◆ **WHAT NEEDS TO BE DONE**
Can you transcribe every line exactly and leave the pictures behind?

----------------

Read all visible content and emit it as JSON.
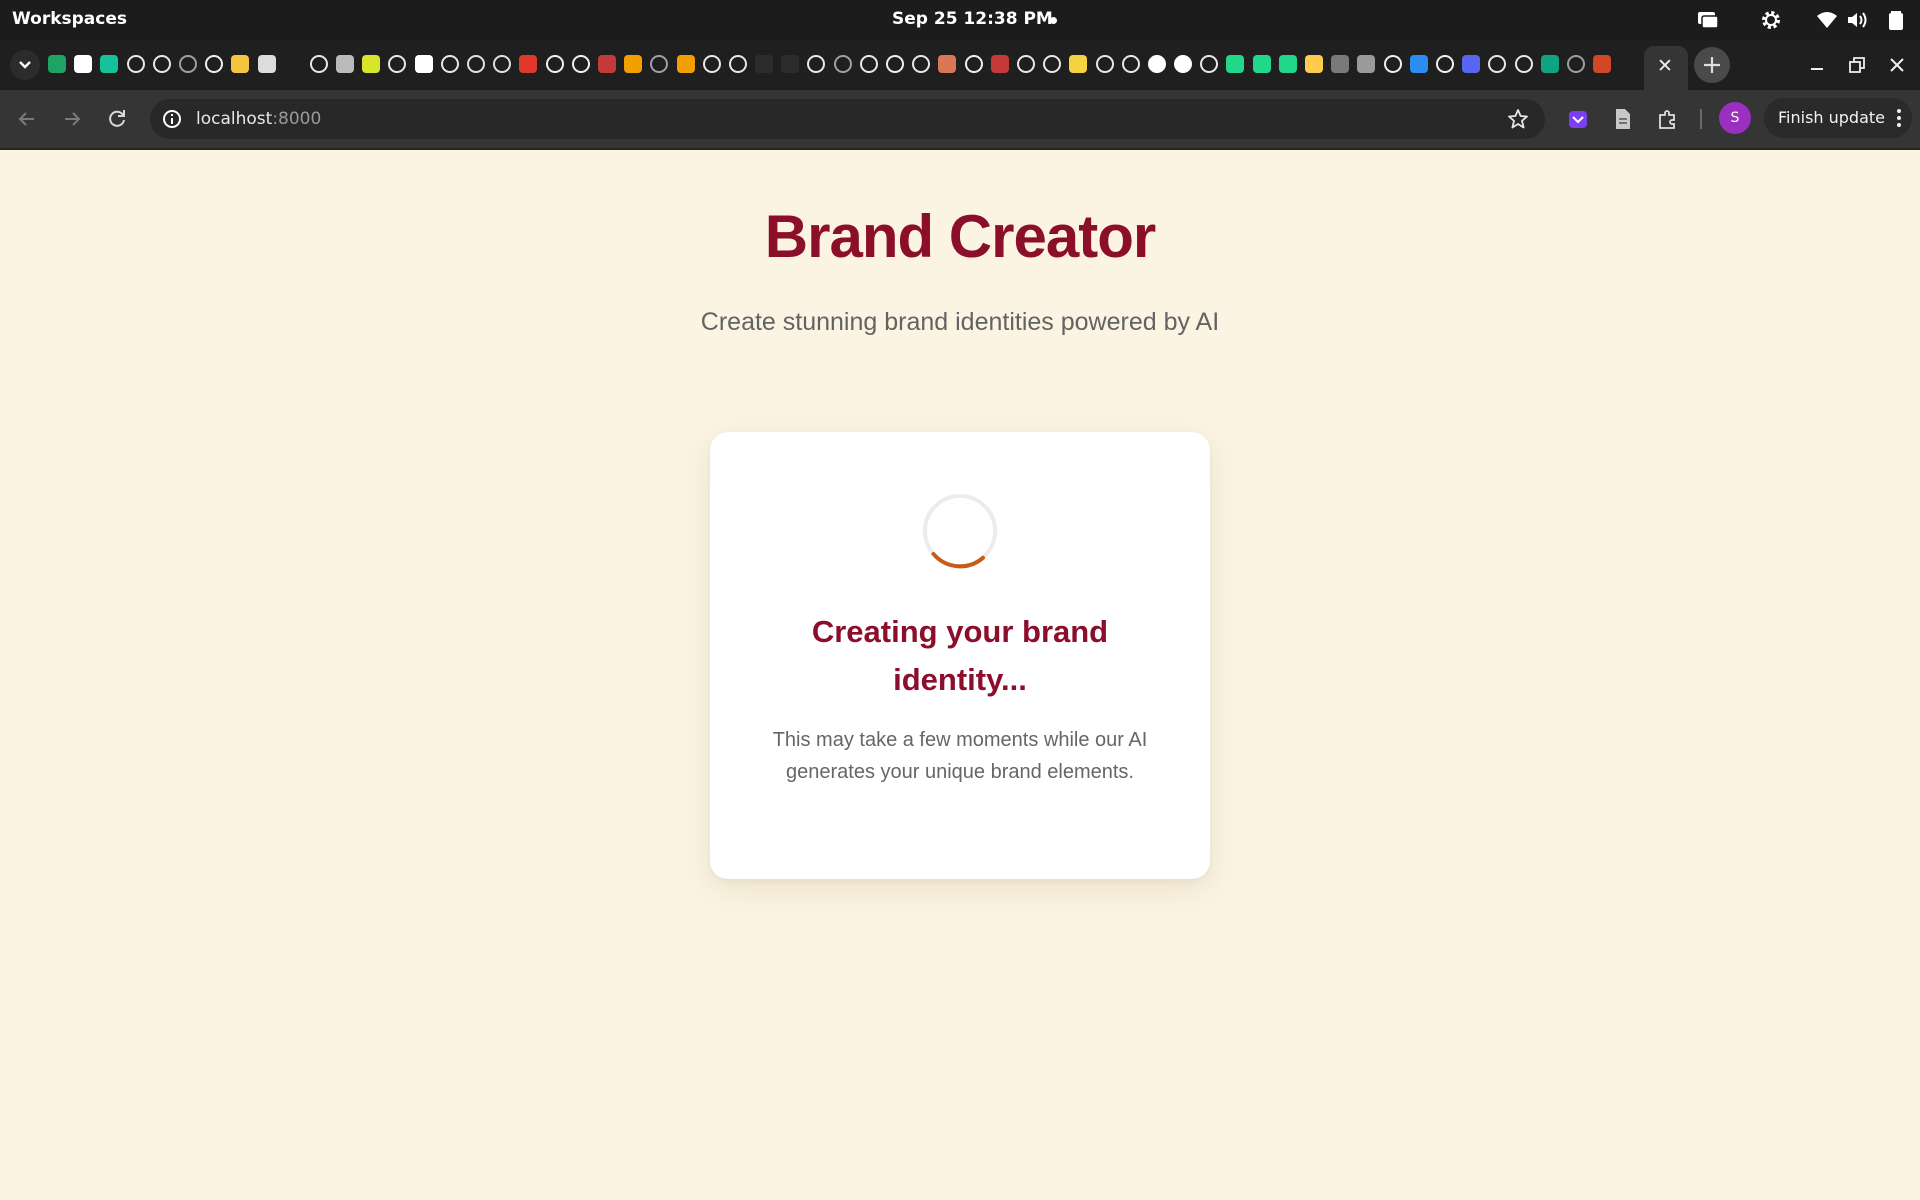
{
  "os": {
    "workspaces_label": "Workspaces",
    "clock": "Sep 25  12:38 PM"
  },
  "browser": {
    "url_host": "localhost",
    "url_port": ":8000",
    "profile_initial": "S",
    "finish_update_label": "Finish update"
  },
  "page": {
    "title": "Brand Creator",
    "subtitle": "Create stunning brand identities powered by AI",
    "loading": {
      "heading": "Creating your brand identity...",
      "message": "This may take a few moments while our AI generates your unique brand elements."
    }
  },
  "colors": {
    "brand_primary": "#8b0e2a",
    "spinner_accent": "#c85a1a",
    "page_background": "#fbf4e2",
    "profile_avatar": "#9b2fc0"
  },
  "icons": {
    "tab_favicons": [
      "sheets-icon",
      "font-icon",
      "grammar-icon",
      "openai-icon",
      "openai-icon",
      "globe-icon",
      "github-icon",
      "emoji-icon",
      "news-icon",
      "doc-icon",
      "openai-icon",
      "sparkle-icon",
      "badge-icon",
      "openai-icon",
      "pill-icon",
      "openai-icon",
      "slack-icon",
      "slack-icon",
      "k-icon",
      "github-icon",
      "github-icon",
      "x-icon",
      "meta-icon",
      "globe-icon",
      "meta-icon",
      "openai-icon",
      "openai-icon",
      "dark-icon",
      "dark-icon",
      "openai-icon",
      "globe-icon",
      "openai-icon",
      "github-icon",
      "openai-icon",
      "claude-icon",
      "github-icon",
      "x-icon",
      "openai-icon",
      "openai-icon",
      "smiley-icon",
      "openai-icon",
      "openai-icon",
      "notion-icon",
      "notion-icon",
      "openai-icon",
      "pycharm-icon",
      "pycharm-icon",
      "pycharm-icon",
      "huggingface-icon",
      "grey-icon",
      "link-icon",
      "github-icon",
      "c-icon",
      "github-icon",
      "discord-icon",
      "openai-icon",
      "openai-icon",
      "feather-icon",
      "globe-icon",
      "powerpoint-icon"
    ]
  }
}
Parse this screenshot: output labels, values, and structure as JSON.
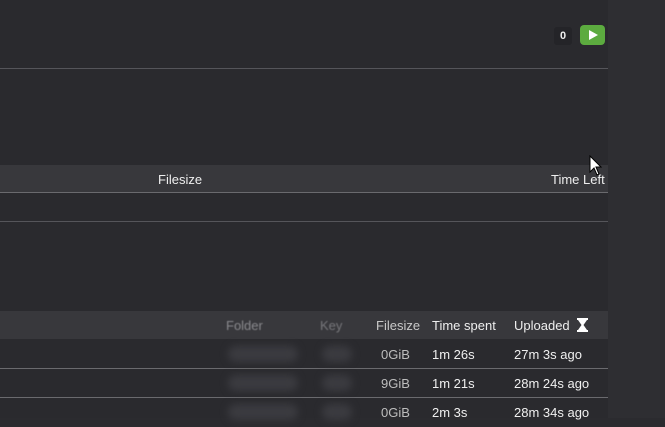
{
  "topbar": {
    "count": "0",
    "play_icon": "play-icon",
    "accent": "#5cab3f"
  },
  "table1": {
    "headers": {
      "filesize": "Filesize",
      "time_left": "Time Left"
    }
  },
  "table2": {
    "headers": {
      "folder": "Folder",
      "key": "Key",
      "filesize": "Filesize",
      "time_spent": "Time spent",
      "uploaded": "Uploaded",
      "sort_icon": "hourglass-icon"
    },
    "rows": [
      {
        "filesize": "0GiB",
        "time_spent": "1m 26s",
        "uploaded": "27m 3s ago"
      },
      {
        "filesize": "9GiB",
        "time_spent": "1m 21s",
        "uploaded": "28m 24s ago"
      },
      {
        "filesize": "0GiB",
        "time_spent": "2m 3s",
        "uploaded": "28m 34s ago"
      }
    ]
  }
}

----------------

◆ **FULL SOLUTION**
Read all visible content and emit it as JSON.
{
  "os": {
    "workspaces_label": "Workspaces",
    "clock": "Sep 25  12:38 PM"
  },
  "browser": {
    "url_host": "localhost",
    "url_port": ":8000",
    "profile_initial": "S",
    "finish_update_label": "Finish update"
  },
  "page": {
    "title": "Brand Creator",
    "subtitle": "Create stunning brand identities powered by AI",
    "loading": {
      "heading": "Creating your brand identity...",
      "message": "This may take a few moments while our AI generates your unique brand elements."
    }
  },
  "colors": {
    "brand_primary": "#8b0e2a",
    "spinner_accent": "#c85a1a",
    "page_background": "#fbf4e2",
    "profile_avatar": "#9b2fc0"
  },
  "icons": {
    "tab_favicons": [
      "sheets-icon",
      "font-icon",
      "grammar-icon",
      "openai-icon",
      "openai-icon",
      "globe-icon",
      "github-icon",
      "emoji-icon",
      "news-icon",
      "doc-icon",
      "openai-icon",
      "sparkle-icon",
      "badge-icon",
      "openai-icon",
      "pill-icon",
      "openai-icon",
      "slack-icon",
      "slack-icon",
      "k-icon",
      "github-icon",
      "github-icon",
      "x-icon",
      "meta-icon",
      "globe-icon",
      "meta-icon",
      "openai-icon",
      "openai-icon",
      "dark-icon",
      "dark-icon",
      "openai-icon",
      "globe-icon",
      "openai-icon",
      "github-icon",
      "openai-icon",
      "claude-icon",
      "github-icon",
      "x-icon",
      "openai-icon",
      "openai-icon",
      "smiley-icon",
      "openai-icon",
      "openai-icon",
      "notion-icon",
      "notion-icon",
      "openai-icon",
      "pycharm-icon",
      "pycharm-icon",
      "pycharm-icon",
      "huggingface-icon",
      "grey-icon",
      "link-icon",
      "github-icon",
      "c-icon",
      "github-icon",
      "discord-icon",
      "openai-icon",
      "openai-icon",
      "feather-icon",
      "globe-icon",
      "powerpoint-icon"
    ]
  }
}
Parse this screenshot: output labels, values, and structure as JSON.
{
  "topbar": {
    "count": "0",
    "play_icon": "play-icon",
    "accent": "#5cab3f"
  },
  "table1": {
    "headers": {
      "filesize": "Filesize",
      "time_left": "Time Left"
    }
  },
  "table2": {
    "headers": {
      "folder": "Folder",
      "key": "Key",
      "filesize": "Filesize",
      "time_spent": "Time spent",
      "uploaded": "Uploaded",
      "sort_icon": "hourglass-icon"
    },
    "rows": [
      {
        "filesize": "0GiB",
        "time_spent": "1m 26s",
        "uploaded": "27m 3s ago"
      },
      {
        "filesize": "9GiB",
        "time_spent": "1m 21s",
        "uploaded": "28m 24s ago"
      },
      {
        "filesize": "0GiB",
        "time_spent": "2m 3s",
        "uploaded": "28m 34s ago"
      }
    ]
  }
}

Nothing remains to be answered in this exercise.